_Task requirements_
The data below should be printed in full, exactly, and without any of its images.

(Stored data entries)
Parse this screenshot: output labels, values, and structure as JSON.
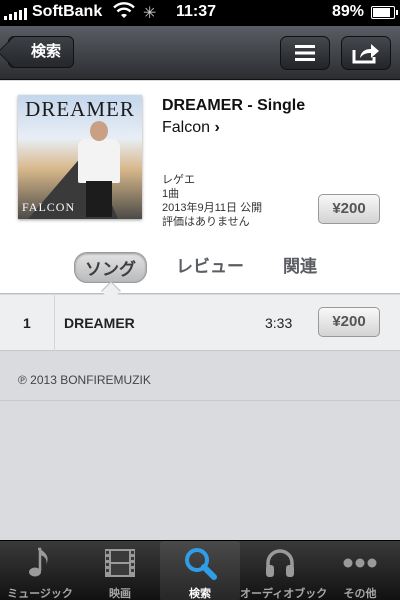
{
  "status_bar": {
    "carrier": "SoftBank",
    "time": "11:37",
    "battery": "89%",
    "battery_level": 0.89
  },
  "nav": {
    "back_label": "検索",
    "list_icon": "list-icon",
    "share_icon": "share-icon"
  },
  "product": {
    "title": "DREAMER - Single",
    "artist": "Falcon",
    "cover_title": "DREAMER",
    "cover_artist": "FALCON",
    "genre": "レゲエ",
    "track_count": "1曲",
    "release": "2013年9月11日 公開",
    "rating": "評価はありません",
    "price": "¥200"
  },
  "tabs": {
    "songs": "ソング",
    "reviews": "レビュー",
    "related": "関連"
  },
  "tracks": [
    {
      "num": "1",
      "name": "DREAMER",
      "time": "3:33",
      "price": "¥200"
    }
  ],
  "copyright": "℗ 2013 BONFIREMUZIK",
  "tabbar": {
    "music": "ミュージック",
    "movies": "映画",
    "search": "検索",
    "audiobooks": "オーディオブック",
    "more": "その他"
  },
  "colors": {
    "active_blue": "#2f9ee6",
    "nav_dark": "#2b2d31"
  }
}
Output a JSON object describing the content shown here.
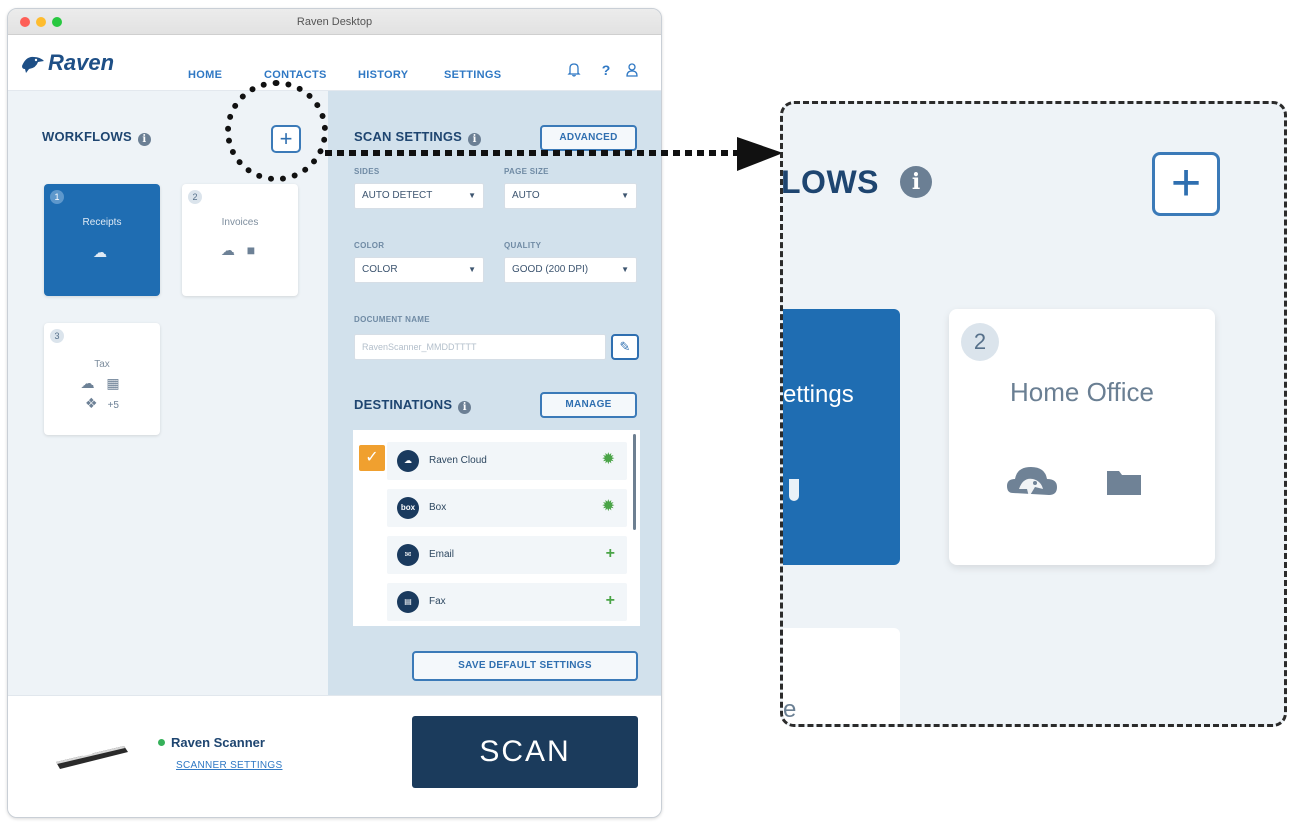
{
  "window": {
    "title": "Raven Desktop"
  },
  "brand": {
    "name": "Raven"
  },
  "nav": {
    "links": [
      "HOME",
      "CONTACTS",
      "HISTORY",
      "SETTINGS"
    ],
    "icons": [
      "bell-icon",
      "help-icon",
      "user-icon"
    ]
  },
  "workflows": {
    "title": "WORKFLOWS",
    "add_label": "+",
    "items": [
      {
        "number": "1",
        "name": "Receipts",
        "icons": [
          "raven-cloud-icon"
        ],
        "active": true
      },
      {
        "number": "2",
        "name": "Invoices",
        "icons": [
          "raven-cloud-icon",
          "folder-icon"
        ],
        "active": false
      },
      {
        "number": "3",
        "name": "Tax",
        "icons": [
          "raven-cloud-icon",
          "grid-icon",
          "dropbox-icon"
        ],
        "extra": "+5",
        "active": false
      }
    ]
  },
  "scan_settings": {
    "title": "SCAN SETTINGS",
    "advanced_label": "ADVANCED",
    "sides": {
      "label": "SIDES",
      "value": "AUTO DETECT"
    },
    "page_size": {
      "label": "PAGE SIZE",
      "value": "AUTO"
    },
    "color": {
      "label": "COLOR",
      "value": "COLOR"
    },
    "quality": {
      "label": "QUALITY",
      "value": "GOOD (200 DPI)"
    },
    "document_name": {
      "label": "DOCUMENT NAME",
      "placeholder": "RavenScanner_MMDDTTTT"
    }
  },
  "destinations": {
    "title": "DESTINATIONS",
    "manage_label": "MANAGE",
    "items": [
      {
        "name": "Raven Cloud",
        "icon_text": "",
        "action": "gear",
        "checked": true
      },
      {
        "name": "Box",
        "icon_text": "box",
        "action": "gear",
        "checked": false
      },
      {
        "name": "Email",
        "icon_text": "",
        "action": "add",
        "checked": false
      },
      {
        "name": "Fax",
        "icon_text": "",
        "action": "add",
        "checked": false
      }
    ],
    "save_default_label": "SAVE DEFAULT SETTINGS"
  },
  "scanner": {
    "name": "Raven Scanner",
    "settings_label": "SCANNER SETTINGS",
    "status_color": "#36b15a"
  },
  "scan_button": {
    "label": "SCAN"
  },
  "zoom": {
    "title_fragment": "LOWS",
    "active_card_fragment": "ettings",
    "card": {
      "number": "2",
      "name": "Home Office"
    },
    "bottom_fragment": "e"
  },
  "colors": {
    "primary": "#1f6db2",
    "navy": "#1b3b5c",
    "accent_orange": "#f0a02f",
    "accent_green": "#4aa447",
    "link_blue": "#2f78c4"
  }
}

_Output of the exercise_
Parse this screenshot: output labels, values, and structure as JSON.
{
  "status_bar": {
    "carrier": "SoftBank",
    "time": "11:37",
    "battery": "89%",
    "battery_level": 0.89
  },
  "nav": {
    "back_label": "検索",
    "list_icon": "list-icon",
    "share_icon": "share-icon"
  },
  "product": {
    "title": "DREAMER - Single",
    "artist": "Falcon",
    "cover_title": "DREAMER",
    "cover_artist": "FALCON",
    "genre": "レゲエ",
    "track_count": "1曲",
    "release": "2013年9月11日 公開",
    "rating": "評価はありません",
    "price": "¥200"
  },
  "tabs": {
    "songs": "ソング",
    "reviews": "レビュー",
    "related": "関連"
  },
  "tracks": [
    {
      "num": "1",
      "name": "DREAMER",
      "time": "3:33",
      "price": "¥200"
    }
  ],
  "copyright": "℗ 2013 BONFIREMUZIK",
  "tabbar": {
    "music": "ミュージック",
    "movies": "映画",
    "search": "検索",
    "audiobooks": "オーディオブック",
    "more": "その他"
  },
  "colors": {
    "active_blue": "#2f9ee6",
    "nav_dark": "#2b2d31"
  }
}
Output a JSON object describing the content shown here.
{
  "window": {
    "title": "Raven Desktop"
  },
  "brand": {
    "name": "Raven"
  },
  "nav": {
    "links": [
      "HOME",
      "CONTACTS",
      "HISTORY",
      "SETTINGS"
    ],
    "icons": [
      "bell-icon",
      "help-icon",
      "user-icon"
    ]
  },
  "workflows": {
    "title": "WORKFLOWS",
    "add_label": "+",
    "items": [
      {
        "number": "1",
        "name": "Receipts",
        "icons": [
          "raven-cloud-icon"
        ],
        "active": true
      },
      {
        "number": "2",
        "name": "Invoices",
        "icons": [
          "raven-cloud-icon",
          "folder-icon"
        ],
        "active": false
      },
      {
        "number": "3",
        "name": "Tax",
        "icons": [
          "raven-cloud-icon",
          "grid-icon",
          "dropbox-icon"
        ],
        "extra": "+5",
        "active": false
      }
    ]
  },
  "scan_settings": {
    "title": "SCAN SETTINGS",
    "advanced_label": "ADVANCED",
    "sides": {
      "label": "SIDES",
      "value": "AUTO DETECT"
    },
    "page_size": {
      "label": "PAGE SIZE",
      "value": "AUTO"
    },
    "color": {
      "label": "COLOR",
      "value": "COLOR"
    },
    "quality": {
      "label": "QUALITY",
      "value": "GOOD (200 DPI)"
    },
    "document_name": {
      "label": "DOCUMENT NAME",
      "placeholder": "RavenScanner_MMDDTTTT"
    }
  },
  "destinations": {
    "title": "DESTINATIONS",
    "manage_label": "MANAGE",
    "items": [
      {
        "name": "Raven Cloud",
        "icon_text": "",
        "action": "gear",
        "checked": true
      },
      {
        "name": "Box",
        "icon_text": "box",
        "action": "gear",
        "checked": false
      },
      {
        "name": "Email",
        "icon_text": "",
        "action": "add",
        "checked": false
      },
      {
        "name": "Fax",
        "icon_text": "",
        "action": "add",
        "checked": false
      }
    ],
    "save_default_label": "SAVE DEFAULT SETTINGS"
  },
  "scanner": {
    "name": "Raven Scanner",
    "settings_label": "SCANNER SETTINGS",
    "status_color": "#36b15a"
  },
  "scan_button": {
    "label": "SCAN"
  },
  "zoom": {
    "title_fragment": "LOWS",
    "active_card_fragment": "ettings",
    "card": {
      "number": "2",
      "name": "Home Office"
    },
    "bottom_fragment": "e"
  },
  "colors": {
    "primary": "#1f6db2",
    "navy": "#1b3b5c",
    "accent_orange": "#f0a02f",
    "accent_green": "#4aa447",
    "link_blue": "#2f78c4"
  }
}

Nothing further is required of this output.